• **Exercise objective**
Where does the string "name" appear in the records? Copy every line that contains it.

• **Record excerpts**
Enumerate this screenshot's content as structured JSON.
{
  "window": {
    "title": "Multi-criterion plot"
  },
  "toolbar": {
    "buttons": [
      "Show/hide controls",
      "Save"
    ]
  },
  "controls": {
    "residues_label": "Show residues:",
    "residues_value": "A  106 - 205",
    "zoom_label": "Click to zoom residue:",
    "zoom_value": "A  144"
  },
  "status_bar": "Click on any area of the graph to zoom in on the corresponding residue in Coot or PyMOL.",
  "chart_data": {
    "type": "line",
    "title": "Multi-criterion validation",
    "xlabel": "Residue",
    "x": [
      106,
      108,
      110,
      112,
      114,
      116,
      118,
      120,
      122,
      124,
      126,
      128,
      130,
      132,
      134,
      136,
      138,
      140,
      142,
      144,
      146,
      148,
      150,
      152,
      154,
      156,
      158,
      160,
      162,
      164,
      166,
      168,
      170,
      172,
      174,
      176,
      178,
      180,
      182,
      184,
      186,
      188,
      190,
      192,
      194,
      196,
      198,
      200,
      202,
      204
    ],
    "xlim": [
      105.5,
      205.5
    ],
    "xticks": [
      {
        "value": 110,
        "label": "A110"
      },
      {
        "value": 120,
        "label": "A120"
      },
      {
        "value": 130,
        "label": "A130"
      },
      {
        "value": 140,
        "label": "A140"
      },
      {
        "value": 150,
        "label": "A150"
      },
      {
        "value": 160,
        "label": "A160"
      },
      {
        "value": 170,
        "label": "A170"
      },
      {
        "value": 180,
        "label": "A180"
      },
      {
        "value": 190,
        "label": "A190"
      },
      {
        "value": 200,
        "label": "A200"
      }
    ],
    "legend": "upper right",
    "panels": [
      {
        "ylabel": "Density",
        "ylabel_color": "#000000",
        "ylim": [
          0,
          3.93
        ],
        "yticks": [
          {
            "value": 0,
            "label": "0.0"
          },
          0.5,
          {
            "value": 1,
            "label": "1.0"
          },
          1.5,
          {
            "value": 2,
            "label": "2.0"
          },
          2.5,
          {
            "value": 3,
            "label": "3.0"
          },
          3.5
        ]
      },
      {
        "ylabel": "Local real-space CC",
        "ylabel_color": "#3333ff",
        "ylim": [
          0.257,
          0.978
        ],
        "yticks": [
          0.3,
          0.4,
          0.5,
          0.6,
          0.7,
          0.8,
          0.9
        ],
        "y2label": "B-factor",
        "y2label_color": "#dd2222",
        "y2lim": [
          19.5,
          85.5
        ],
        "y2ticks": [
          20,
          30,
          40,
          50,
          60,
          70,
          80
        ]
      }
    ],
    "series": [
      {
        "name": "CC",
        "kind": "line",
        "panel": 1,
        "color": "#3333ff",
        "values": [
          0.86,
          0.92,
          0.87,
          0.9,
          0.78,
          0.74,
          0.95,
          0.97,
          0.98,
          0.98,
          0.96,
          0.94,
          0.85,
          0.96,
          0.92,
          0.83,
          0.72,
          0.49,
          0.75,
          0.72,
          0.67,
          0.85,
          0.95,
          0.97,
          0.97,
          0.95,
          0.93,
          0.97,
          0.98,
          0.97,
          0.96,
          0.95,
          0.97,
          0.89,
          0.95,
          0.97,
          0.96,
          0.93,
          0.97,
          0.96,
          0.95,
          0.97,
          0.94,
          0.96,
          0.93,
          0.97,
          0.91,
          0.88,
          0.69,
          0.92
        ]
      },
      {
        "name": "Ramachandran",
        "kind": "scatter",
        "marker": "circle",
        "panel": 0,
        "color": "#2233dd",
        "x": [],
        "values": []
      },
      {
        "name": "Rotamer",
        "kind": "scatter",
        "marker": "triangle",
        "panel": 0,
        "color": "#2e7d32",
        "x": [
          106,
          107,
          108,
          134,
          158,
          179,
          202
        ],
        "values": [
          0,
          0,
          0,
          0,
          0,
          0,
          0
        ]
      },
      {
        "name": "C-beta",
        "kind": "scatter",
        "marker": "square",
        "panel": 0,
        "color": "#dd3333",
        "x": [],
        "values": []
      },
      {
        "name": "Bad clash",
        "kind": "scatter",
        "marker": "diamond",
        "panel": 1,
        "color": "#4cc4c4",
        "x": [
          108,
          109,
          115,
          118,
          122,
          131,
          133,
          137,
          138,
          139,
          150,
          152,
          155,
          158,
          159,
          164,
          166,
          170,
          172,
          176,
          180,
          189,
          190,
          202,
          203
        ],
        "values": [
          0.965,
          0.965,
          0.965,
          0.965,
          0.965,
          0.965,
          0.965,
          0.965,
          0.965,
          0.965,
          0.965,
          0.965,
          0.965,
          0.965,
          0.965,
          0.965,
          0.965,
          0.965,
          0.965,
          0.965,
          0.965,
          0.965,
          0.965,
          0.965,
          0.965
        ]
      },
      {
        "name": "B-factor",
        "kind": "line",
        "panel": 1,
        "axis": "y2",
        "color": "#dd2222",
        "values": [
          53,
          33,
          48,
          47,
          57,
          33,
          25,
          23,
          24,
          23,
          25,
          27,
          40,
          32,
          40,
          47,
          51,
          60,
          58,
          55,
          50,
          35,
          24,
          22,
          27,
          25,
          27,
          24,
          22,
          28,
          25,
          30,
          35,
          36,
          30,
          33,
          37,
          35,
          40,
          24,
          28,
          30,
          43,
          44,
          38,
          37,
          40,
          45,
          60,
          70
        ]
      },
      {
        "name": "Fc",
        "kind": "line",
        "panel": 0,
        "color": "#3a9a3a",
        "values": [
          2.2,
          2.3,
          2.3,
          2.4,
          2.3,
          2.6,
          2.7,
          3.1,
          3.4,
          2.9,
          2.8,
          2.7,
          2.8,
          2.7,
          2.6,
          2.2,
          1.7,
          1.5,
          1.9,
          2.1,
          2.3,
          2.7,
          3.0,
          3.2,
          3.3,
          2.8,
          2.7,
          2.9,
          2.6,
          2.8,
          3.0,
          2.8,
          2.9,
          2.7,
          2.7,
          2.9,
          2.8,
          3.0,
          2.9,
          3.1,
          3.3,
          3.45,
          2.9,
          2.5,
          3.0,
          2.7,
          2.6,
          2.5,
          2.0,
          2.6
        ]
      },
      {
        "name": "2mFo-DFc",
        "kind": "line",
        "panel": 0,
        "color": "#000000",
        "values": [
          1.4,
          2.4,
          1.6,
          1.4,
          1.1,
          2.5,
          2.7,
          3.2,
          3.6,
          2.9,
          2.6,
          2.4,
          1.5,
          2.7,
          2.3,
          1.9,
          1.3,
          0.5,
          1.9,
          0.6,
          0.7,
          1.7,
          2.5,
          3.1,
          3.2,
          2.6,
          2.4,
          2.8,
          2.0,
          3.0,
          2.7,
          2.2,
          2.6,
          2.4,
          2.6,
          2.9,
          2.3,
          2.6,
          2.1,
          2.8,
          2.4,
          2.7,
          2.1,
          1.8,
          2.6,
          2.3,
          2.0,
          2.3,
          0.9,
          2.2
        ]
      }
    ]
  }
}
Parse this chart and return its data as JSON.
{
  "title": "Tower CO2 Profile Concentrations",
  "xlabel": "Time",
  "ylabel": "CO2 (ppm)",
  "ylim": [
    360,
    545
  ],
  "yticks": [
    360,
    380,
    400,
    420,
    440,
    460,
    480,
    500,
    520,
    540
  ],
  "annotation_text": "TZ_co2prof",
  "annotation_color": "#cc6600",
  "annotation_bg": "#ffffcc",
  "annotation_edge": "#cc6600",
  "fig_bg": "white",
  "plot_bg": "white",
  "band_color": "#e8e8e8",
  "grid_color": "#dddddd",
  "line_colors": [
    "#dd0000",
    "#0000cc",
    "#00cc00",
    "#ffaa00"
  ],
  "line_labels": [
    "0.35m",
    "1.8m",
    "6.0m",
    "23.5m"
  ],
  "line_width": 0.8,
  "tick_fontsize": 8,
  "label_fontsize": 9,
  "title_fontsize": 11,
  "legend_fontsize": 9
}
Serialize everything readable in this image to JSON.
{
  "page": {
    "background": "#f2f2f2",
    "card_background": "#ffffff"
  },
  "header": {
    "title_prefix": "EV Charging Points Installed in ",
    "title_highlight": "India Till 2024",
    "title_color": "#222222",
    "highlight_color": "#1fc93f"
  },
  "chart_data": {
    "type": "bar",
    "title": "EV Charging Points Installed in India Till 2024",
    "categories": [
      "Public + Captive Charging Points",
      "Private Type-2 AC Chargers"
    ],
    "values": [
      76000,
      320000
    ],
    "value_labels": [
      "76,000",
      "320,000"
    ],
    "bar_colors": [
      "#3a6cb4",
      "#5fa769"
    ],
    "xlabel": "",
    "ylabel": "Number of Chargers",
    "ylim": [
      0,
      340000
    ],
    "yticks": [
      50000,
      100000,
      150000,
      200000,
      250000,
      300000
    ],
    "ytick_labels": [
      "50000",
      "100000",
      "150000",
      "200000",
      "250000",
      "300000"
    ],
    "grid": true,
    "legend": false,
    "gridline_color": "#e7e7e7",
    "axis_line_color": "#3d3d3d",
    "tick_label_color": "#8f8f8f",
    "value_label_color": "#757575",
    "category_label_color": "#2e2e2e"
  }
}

• **Reply**
        "name": "CC",
        "name": "Ramachandran",
        "name": "Rotamer",
        "name": "C-beta",
        "name": "Bad clash",
        "name": "B-factor",
        "name": "Fc",
        "name": "2mFo-DFc",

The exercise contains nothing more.